- EXERCISE INSTRUCTIONS:
• a. According to the travel blog post below, what did Jim turn on the generator to watch while the power was out?
• b. Extend the travel blog post below about the stormy night at Fox RV and the visit to Kokomo, picking up after its final sentence.

---------- PAGE EXTRACT

Tuesday, June 25, 2013

Rough Night - Great Day

(Elkhart, IN) Hi 87 Lo 68 -- Last night was a doozy of a rough night! We were parked in the parking lot of Fox RV because they didn't finish servicing our rig yesterday. Fox provided us with a 30-amp electric connection. Severe weather rolled through around 8:30, and we saw what we think might have been a small twister hit the parking lot, with sand and debris swirling around. We were parked close to the building and were shielded from the west, so we didn't feel much wind inside the rig. We lost power at that point, and while rain pounded us Jim turned on the generator so we could watch the Stanley Cup hockey game. The rain finally died down and we went to bed as soon as the game was over, knowing we had to get up early this morning. We're used to sleeping with a noise machine on, but with no ac power we couldn't run it. That allowed us to hear all kinds of noise from a small metal fabrication company next door that was working the second shift. We finally got to sleep, then Jim woke up around 1am and noticed the electric alarm clock was blinking, which means the electricity had come back on. We turned on the noise machine and went to what we thought would be the rest of a good night's sleep. Didn't happen... we had a very bad storm with hard rain and heavy lightning around 3:30am, and the electric went out again. It was constant interruptions from that point on. Two of the Fox RV techs came by to see if the power was out (it was), and they left their car running and talked back and forth outside our open window. Before sunrise the metal fabrication business started banging again, and we could hear the clip-clopping of Amish buggies on the road next to us. Finally it was time to get up 6:00. We had to leave to meet up with Dave and Tina for the day's activities.

The power was still out when we left a little before 7:00. We drove to South Bend to meet up with Dave and Tina for a trip to Kokomo to visit Dave's mom Sarah. Jim and Sarah are very close. He spent a lot of time at Dave's house when they were school chums in Florida, and he considered Sarah almost like his second mom. She and her husband Walter even let Jim stay with them for a semester of college before we got married.

We arrived at Sarah's house a little before 10:00. Sarah's son John (Dave's half brother) was also there. About a half hour after we arrived my sister Doris and mom, Vena, stopped by on their way back to Troy, MO. We all had a great time visiting for a couple of hours. Sarah showed a DVD of family photos, which was a real trip down memory lane. We finally had to say our goodbyes. Sis and mom had a long trip ahead of them, and we had to get back to Fox RV before closing time. We didn't leave without getting some photos.

Sarah and Jim



Doris, Tina, Dave, Sarah, Vena, Dee, and Jim



Sarah her son John









Thanks for allowing us to visit with you Sarah and John. It was great seeing you again.

--------------------
---------- SUPPLIED INFORMATION

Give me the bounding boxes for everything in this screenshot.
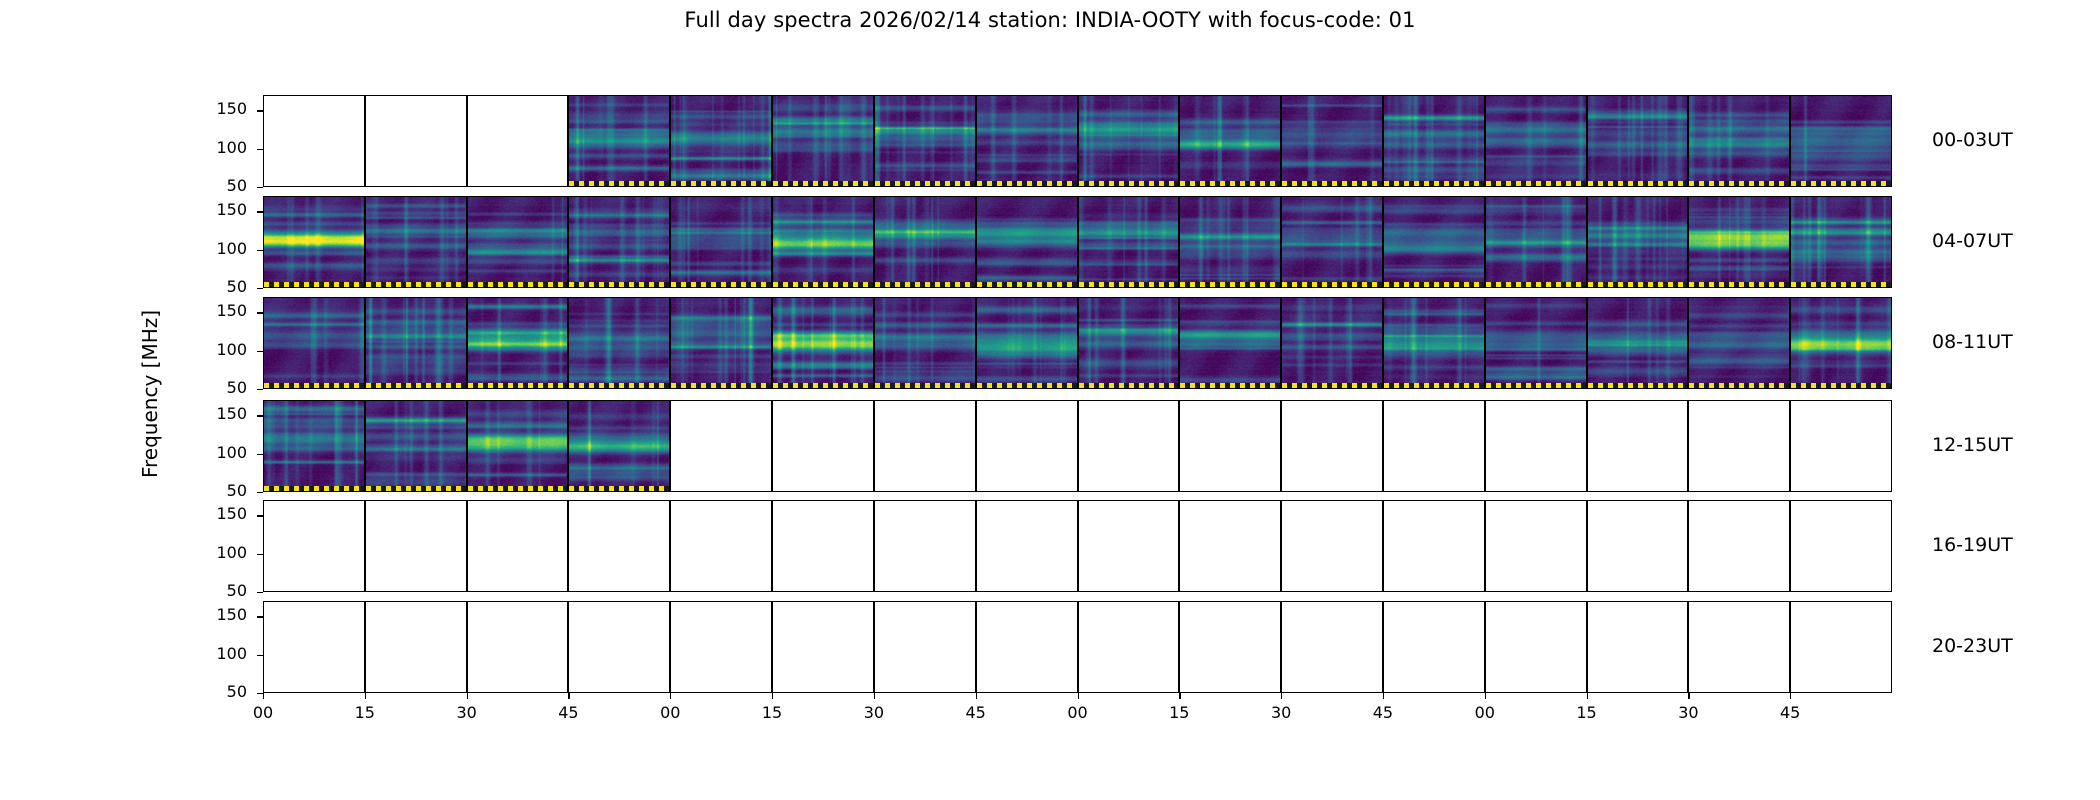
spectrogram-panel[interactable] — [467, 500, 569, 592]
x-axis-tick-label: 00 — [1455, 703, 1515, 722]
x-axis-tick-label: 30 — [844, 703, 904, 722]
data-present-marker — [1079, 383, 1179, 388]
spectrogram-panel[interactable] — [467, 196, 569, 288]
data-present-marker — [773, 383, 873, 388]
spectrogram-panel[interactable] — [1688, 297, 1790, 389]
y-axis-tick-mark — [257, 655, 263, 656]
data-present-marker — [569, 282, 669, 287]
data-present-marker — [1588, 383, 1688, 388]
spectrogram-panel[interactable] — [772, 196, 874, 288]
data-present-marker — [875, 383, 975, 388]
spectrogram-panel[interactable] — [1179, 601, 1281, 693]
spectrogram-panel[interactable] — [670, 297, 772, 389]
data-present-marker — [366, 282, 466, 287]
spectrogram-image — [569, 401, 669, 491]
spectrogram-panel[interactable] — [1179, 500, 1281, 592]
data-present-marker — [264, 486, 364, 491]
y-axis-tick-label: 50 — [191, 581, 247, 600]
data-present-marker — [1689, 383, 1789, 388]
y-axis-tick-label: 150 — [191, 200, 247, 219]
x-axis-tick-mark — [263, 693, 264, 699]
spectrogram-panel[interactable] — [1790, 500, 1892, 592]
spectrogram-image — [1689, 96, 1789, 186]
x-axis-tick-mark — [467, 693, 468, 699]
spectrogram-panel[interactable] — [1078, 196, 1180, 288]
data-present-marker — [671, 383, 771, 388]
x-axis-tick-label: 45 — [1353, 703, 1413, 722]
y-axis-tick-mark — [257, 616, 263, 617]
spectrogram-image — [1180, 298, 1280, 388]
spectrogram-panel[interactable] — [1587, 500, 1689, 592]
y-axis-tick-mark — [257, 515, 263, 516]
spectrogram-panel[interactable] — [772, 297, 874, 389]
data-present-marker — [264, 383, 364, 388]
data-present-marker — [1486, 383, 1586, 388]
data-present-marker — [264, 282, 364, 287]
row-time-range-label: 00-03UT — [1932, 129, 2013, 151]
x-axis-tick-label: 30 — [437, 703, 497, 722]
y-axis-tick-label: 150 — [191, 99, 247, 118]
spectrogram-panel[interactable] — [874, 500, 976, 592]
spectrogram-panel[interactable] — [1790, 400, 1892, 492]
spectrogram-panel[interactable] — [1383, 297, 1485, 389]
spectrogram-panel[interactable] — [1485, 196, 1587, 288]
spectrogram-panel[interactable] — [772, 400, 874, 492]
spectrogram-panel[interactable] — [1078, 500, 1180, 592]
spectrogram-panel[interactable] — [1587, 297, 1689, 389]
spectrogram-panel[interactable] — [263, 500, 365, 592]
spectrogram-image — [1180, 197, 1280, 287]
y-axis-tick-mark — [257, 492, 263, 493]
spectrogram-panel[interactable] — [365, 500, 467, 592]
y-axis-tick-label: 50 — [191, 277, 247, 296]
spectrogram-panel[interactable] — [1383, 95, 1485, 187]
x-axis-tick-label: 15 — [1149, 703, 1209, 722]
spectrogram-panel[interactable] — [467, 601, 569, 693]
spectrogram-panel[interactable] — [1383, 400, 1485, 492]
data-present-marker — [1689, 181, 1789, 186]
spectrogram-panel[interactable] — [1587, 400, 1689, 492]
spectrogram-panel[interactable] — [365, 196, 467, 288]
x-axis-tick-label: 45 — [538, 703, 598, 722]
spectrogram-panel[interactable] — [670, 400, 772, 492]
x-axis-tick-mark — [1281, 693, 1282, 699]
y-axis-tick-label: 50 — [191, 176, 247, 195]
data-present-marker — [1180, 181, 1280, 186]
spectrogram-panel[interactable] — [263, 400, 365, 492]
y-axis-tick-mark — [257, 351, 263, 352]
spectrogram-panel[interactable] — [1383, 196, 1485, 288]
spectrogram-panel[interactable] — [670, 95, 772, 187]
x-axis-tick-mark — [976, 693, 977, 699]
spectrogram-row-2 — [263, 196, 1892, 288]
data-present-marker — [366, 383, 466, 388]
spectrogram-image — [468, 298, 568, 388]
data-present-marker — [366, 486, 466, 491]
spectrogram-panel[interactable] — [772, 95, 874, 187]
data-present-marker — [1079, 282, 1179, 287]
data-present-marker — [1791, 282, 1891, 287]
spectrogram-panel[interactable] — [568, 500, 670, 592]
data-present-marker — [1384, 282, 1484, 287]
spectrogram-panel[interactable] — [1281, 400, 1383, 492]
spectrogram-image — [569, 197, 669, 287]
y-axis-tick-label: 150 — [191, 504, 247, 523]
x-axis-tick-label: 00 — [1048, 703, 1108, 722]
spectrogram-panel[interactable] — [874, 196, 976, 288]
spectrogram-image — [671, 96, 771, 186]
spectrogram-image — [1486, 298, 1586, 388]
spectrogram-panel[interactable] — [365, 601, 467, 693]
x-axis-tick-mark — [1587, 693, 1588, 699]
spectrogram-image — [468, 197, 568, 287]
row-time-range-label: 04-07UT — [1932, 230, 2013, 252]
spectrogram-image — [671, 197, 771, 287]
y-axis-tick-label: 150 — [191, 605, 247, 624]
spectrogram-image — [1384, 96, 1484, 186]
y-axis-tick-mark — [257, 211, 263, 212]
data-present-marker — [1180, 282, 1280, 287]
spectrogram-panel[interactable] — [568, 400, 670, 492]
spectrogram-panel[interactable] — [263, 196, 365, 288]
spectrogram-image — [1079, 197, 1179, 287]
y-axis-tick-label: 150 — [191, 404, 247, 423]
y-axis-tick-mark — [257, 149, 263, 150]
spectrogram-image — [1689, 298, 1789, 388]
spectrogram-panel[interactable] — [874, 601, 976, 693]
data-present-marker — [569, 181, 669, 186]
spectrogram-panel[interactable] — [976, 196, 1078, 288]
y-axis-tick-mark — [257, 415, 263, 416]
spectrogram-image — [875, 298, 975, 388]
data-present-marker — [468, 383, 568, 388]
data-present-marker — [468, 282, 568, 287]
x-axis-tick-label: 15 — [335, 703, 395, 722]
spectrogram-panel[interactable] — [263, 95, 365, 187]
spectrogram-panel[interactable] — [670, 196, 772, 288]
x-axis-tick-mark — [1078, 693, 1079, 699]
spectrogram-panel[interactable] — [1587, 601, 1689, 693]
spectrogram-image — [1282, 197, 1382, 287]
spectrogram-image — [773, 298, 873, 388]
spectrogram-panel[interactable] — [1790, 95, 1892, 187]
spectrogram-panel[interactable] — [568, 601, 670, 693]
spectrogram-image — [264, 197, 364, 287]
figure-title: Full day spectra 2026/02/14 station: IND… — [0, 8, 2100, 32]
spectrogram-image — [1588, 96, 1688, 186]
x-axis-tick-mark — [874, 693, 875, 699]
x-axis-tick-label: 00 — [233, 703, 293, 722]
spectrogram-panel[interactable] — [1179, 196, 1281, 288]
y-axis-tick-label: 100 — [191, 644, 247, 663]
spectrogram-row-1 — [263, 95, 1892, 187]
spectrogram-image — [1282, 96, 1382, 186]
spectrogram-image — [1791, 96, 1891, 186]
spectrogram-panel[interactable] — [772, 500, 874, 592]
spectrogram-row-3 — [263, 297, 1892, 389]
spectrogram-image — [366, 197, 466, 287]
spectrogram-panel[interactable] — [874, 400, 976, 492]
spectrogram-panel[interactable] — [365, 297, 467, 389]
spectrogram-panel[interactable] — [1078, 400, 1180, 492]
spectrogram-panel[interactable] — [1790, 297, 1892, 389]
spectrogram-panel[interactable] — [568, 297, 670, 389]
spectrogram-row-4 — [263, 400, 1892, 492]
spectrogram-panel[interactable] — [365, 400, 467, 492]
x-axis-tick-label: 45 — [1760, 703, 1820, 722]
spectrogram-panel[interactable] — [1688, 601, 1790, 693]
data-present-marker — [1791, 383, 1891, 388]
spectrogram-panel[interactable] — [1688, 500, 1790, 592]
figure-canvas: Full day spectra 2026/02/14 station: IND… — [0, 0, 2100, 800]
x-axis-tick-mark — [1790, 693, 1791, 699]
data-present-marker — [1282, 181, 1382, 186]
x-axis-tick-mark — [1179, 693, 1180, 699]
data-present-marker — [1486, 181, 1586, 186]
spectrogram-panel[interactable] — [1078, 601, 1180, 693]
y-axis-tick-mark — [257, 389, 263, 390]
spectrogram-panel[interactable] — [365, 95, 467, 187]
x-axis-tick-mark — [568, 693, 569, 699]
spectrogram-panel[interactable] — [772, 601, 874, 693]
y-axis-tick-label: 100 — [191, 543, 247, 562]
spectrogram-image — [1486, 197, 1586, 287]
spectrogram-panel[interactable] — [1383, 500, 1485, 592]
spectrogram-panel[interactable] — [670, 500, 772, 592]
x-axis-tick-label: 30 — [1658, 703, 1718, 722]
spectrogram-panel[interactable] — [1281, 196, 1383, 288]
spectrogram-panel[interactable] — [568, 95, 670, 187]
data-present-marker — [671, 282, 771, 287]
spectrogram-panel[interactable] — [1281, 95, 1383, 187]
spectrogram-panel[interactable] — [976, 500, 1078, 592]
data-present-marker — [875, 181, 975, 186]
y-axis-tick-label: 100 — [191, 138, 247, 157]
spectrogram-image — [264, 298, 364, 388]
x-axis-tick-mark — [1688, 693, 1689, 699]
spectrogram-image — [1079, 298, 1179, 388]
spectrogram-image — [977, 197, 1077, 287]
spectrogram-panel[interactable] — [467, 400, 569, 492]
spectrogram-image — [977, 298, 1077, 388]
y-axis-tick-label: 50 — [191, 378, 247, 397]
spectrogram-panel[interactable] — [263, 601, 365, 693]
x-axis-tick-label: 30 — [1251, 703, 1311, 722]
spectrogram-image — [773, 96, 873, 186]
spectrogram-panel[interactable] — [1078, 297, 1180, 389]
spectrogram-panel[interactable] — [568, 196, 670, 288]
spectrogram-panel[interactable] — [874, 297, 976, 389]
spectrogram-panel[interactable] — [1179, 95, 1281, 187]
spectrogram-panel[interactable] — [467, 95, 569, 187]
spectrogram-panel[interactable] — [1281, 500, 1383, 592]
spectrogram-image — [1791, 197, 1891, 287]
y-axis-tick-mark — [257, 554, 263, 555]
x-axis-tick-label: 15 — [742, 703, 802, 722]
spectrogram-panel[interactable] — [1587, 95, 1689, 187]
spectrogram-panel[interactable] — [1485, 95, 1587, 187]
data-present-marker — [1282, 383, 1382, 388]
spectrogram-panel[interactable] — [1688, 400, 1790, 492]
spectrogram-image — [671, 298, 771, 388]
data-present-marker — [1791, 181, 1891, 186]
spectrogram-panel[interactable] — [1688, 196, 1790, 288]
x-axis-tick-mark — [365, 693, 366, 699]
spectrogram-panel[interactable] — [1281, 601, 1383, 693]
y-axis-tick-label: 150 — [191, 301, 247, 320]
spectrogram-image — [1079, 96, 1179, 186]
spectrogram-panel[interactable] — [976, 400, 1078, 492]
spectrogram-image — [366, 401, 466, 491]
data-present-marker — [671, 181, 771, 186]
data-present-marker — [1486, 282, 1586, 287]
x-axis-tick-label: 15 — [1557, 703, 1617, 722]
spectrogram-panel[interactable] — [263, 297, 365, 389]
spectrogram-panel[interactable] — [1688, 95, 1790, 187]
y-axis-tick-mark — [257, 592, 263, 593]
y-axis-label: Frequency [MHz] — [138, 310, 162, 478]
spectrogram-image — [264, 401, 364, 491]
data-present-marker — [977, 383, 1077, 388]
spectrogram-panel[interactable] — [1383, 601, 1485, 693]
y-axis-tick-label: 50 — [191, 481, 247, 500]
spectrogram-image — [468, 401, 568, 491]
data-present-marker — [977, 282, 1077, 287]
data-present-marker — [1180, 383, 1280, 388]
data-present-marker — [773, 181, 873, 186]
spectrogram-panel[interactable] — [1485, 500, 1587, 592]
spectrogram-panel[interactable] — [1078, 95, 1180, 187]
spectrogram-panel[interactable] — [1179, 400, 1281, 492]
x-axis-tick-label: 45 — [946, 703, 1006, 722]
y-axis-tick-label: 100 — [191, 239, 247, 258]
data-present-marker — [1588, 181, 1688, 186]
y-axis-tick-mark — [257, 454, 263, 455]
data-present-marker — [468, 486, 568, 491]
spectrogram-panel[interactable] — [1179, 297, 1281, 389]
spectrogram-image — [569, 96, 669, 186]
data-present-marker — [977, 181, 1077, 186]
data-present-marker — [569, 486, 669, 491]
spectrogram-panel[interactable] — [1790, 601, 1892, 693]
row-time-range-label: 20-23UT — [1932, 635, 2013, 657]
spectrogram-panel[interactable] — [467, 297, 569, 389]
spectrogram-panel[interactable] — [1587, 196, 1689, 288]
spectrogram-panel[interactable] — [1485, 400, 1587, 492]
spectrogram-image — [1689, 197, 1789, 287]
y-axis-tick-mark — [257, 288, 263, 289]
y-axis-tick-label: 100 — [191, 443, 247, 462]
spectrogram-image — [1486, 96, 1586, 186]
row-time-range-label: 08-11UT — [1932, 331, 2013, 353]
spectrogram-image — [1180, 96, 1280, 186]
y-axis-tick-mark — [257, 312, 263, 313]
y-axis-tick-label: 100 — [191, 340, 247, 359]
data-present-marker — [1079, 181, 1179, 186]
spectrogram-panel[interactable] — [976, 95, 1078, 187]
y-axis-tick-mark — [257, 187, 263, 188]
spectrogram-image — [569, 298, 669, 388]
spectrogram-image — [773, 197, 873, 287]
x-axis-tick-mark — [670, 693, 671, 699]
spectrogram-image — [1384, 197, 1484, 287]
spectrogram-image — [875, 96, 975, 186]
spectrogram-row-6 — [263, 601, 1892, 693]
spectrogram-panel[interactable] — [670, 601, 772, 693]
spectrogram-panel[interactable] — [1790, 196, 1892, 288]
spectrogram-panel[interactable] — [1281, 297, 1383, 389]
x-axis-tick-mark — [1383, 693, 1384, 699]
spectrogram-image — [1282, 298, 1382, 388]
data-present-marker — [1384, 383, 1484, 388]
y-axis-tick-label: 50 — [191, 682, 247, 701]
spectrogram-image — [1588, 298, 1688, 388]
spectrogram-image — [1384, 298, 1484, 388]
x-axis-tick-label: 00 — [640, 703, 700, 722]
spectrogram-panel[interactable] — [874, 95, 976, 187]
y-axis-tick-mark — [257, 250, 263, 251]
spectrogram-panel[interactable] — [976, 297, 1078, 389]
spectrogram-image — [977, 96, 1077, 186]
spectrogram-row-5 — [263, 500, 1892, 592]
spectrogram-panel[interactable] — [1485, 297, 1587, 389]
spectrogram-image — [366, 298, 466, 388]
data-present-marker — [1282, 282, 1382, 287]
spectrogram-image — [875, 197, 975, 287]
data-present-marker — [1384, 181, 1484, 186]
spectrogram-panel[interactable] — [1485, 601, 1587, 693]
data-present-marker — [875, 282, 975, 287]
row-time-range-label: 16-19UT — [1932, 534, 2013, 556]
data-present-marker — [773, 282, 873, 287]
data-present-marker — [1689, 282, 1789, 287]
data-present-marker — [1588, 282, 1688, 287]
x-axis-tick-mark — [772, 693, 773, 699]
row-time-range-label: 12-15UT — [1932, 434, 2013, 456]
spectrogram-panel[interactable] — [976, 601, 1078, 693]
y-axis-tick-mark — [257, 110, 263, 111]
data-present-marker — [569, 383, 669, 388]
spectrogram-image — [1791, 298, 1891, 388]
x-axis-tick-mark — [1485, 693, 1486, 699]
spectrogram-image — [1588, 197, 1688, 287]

--------------------

- EXERCISE RESPONSES:
• a. The Stanley Cup hockey game.

• b.
We headed back to South Bend to pick up our truck then headed back to Fox RV to pick up the RV. It was still in the service bay when we got there. That wasn't good.  Larry Fox told us they had just got the power back on a short time before we got there. They still had to replace one of the disc rotors and install new brake pads on the rotor. It was 30 minutes before closing time and the parts hadn't arrived yet. We decided we were NOT going to spend another night in their parking lot, so we started thinking about which motel to go to. Then Cindy, one of their workers, showed up with the brake parts. Larry and one of his techs hustled and got the parts installed in about a half hour and FINALLY we were good to go!

Here's Tumbleweed being pulled out of the service bay. They use a modified forklift to move trailers around.









One of the items we had done was a modification to our sewer hose tube. The tube originally came all the way back to within a couple of inches of the tire. We knew that if we were ever to blow that tire, it would take out the sewer tube and maybe even damage one or more of the tanks. They shortened the tube by 18 inches so it's now well away from the tire.










Here's a list of everything we had done.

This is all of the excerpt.